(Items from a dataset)
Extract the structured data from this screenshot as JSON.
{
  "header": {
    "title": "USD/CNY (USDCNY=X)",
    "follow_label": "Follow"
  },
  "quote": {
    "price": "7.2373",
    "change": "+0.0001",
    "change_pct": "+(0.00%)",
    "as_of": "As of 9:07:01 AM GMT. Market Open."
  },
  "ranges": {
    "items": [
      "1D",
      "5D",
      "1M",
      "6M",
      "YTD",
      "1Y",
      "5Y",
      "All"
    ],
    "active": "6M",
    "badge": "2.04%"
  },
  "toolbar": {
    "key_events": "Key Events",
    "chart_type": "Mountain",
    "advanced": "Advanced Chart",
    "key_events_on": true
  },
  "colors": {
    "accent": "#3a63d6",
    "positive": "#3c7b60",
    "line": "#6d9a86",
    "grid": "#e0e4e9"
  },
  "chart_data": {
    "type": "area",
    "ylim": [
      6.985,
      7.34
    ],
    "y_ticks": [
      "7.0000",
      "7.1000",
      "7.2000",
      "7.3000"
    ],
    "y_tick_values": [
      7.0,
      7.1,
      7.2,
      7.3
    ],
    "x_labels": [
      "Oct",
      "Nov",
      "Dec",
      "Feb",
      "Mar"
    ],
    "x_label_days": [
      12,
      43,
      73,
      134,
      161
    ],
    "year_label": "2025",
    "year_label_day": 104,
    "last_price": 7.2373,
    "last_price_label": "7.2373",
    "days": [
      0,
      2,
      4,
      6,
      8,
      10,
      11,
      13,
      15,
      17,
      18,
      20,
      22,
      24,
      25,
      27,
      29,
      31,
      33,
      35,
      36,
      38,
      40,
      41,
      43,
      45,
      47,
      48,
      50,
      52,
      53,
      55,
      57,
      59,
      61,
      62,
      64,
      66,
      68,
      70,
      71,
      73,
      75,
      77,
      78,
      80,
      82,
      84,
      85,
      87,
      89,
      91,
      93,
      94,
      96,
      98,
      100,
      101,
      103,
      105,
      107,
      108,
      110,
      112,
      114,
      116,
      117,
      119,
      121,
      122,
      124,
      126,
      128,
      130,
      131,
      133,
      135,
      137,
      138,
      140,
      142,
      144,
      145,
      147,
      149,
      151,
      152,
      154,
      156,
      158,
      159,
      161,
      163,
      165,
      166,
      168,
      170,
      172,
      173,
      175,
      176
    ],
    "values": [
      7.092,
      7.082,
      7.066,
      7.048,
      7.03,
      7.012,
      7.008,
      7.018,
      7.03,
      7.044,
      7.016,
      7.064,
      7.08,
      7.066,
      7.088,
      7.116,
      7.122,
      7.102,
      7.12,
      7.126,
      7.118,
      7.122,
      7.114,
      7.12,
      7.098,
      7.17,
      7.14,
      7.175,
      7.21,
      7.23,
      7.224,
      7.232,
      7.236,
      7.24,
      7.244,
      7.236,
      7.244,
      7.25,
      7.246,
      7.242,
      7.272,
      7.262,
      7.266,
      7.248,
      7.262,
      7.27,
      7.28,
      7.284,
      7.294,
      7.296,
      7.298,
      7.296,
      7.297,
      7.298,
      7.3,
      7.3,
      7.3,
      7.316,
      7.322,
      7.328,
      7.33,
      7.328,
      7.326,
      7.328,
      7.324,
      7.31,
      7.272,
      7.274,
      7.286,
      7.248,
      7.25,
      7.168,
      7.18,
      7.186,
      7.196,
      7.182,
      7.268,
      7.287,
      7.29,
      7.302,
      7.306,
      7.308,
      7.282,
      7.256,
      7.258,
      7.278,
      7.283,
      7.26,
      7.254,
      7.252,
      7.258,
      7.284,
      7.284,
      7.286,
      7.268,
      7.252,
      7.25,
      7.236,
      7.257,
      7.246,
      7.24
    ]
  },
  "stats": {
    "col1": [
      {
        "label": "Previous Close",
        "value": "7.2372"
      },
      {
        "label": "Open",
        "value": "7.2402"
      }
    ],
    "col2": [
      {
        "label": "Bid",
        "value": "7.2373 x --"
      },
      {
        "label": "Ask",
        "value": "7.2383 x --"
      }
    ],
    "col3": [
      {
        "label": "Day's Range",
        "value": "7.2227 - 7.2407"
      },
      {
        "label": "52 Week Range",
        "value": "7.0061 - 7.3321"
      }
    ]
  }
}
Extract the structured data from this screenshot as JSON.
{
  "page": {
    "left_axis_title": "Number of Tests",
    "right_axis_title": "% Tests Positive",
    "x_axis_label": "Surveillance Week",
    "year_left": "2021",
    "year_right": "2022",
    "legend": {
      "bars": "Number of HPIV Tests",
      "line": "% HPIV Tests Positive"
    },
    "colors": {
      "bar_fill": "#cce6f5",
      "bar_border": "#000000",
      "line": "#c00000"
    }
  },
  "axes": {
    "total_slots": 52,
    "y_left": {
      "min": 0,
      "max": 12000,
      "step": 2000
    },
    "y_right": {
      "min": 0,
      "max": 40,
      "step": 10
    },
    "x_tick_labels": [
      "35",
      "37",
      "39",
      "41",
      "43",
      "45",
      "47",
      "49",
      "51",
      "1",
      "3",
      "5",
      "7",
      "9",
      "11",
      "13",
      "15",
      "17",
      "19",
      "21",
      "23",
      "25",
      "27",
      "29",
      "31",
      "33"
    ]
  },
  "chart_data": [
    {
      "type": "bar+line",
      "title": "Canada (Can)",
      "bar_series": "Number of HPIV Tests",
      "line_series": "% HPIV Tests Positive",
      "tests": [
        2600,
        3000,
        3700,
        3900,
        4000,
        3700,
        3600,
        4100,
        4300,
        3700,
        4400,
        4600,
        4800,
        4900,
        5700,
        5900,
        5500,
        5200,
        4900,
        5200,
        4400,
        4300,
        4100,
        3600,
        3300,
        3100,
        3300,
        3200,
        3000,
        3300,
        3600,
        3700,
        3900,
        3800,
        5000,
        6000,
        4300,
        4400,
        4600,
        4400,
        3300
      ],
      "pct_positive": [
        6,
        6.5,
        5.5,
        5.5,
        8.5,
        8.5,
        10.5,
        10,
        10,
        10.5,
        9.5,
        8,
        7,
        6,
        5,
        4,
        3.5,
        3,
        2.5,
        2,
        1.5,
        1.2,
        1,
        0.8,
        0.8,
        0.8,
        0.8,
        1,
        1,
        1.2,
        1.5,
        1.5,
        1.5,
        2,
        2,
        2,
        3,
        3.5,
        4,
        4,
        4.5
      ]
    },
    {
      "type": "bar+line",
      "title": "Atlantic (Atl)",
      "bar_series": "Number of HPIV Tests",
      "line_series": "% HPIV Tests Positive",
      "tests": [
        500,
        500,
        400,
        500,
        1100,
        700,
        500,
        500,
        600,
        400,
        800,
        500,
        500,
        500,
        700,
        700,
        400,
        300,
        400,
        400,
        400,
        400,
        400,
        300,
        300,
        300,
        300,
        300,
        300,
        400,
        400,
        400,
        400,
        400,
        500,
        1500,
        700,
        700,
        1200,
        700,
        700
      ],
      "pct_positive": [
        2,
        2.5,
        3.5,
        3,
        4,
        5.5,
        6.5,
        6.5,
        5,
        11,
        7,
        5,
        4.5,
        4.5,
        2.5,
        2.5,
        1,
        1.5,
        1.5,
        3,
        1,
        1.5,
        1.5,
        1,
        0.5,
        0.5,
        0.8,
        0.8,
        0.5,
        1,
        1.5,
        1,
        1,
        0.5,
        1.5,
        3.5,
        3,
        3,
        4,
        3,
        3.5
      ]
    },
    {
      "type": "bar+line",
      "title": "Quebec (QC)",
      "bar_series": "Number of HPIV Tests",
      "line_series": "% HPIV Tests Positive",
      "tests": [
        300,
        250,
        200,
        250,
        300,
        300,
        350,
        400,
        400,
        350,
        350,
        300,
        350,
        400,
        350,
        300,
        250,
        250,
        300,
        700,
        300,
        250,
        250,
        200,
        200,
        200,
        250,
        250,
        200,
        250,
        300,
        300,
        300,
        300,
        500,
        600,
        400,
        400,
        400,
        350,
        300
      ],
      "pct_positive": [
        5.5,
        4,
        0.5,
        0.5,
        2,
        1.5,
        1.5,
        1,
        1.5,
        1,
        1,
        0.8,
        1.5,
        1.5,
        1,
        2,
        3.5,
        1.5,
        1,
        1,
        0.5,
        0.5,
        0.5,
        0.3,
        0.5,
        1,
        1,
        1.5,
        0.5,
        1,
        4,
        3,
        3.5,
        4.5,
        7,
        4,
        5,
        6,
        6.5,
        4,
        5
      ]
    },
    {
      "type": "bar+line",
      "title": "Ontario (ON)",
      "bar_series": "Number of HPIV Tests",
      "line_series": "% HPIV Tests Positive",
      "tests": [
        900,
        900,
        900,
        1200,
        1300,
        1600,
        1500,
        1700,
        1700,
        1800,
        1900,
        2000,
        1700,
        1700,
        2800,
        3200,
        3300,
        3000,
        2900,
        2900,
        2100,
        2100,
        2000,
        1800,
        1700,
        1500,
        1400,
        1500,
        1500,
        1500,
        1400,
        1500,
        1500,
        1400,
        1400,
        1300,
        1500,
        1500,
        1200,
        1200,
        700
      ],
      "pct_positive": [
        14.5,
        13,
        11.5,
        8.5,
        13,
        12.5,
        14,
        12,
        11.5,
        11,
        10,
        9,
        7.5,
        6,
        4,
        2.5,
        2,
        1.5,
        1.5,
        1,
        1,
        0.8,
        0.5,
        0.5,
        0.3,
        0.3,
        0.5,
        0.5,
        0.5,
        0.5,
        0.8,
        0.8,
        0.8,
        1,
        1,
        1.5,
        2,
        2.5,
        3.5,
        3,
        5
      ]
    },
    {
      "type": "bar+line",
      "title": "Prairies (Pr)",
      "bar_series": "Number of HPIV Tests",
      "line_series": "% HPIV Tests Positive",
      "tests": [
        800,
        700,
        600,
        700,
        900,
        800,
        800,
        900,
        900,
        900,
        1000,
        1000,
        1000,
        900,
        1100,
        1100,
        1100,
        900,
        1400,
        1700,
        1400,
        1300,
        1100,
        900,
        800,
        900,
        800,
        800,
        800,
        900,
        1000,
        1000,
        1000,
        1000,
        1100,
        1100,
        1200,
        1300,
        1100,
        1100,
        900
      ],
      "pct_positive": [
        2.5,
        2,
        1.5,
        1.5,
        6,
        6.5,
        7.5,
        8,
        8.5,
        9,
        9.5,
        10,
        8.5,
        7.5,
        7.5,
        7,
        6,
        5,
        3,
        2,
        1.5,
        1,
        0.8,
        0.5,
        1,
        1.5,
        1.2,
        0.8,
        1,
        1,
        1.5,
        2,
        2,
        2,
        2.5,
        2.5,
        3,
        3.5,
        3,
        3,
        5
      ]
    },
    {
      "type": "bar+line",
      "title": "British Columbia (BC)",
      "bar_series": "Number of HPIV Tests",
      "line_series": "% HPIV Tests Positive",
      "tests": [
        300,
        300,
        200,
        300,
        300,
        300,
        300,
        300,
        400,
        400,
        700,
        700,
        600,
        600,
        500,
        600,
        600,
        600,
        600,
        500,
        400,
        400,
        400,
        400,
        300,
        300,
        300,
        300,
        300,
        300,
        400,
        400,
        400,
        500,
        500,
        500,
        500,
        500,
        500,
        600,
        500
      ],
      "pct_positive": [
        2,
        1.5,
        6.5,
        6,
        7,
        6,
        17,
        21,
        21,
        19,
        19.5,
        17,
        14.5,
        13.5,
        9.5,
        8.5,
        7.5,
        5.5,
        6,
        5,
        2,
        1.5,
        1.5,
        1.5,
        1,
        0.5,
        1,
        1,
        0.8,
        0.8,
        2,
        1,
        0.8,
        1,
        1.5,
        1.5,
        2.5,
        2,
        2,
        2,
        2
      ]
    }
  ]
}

**AIM OF THE TASK:**
Find all lines with "Open" in them and copy each one.

**THE RESPONSE:**
    "as_of": "As of 9:07:01 AM GMT. Market Open."
        "label": "Open",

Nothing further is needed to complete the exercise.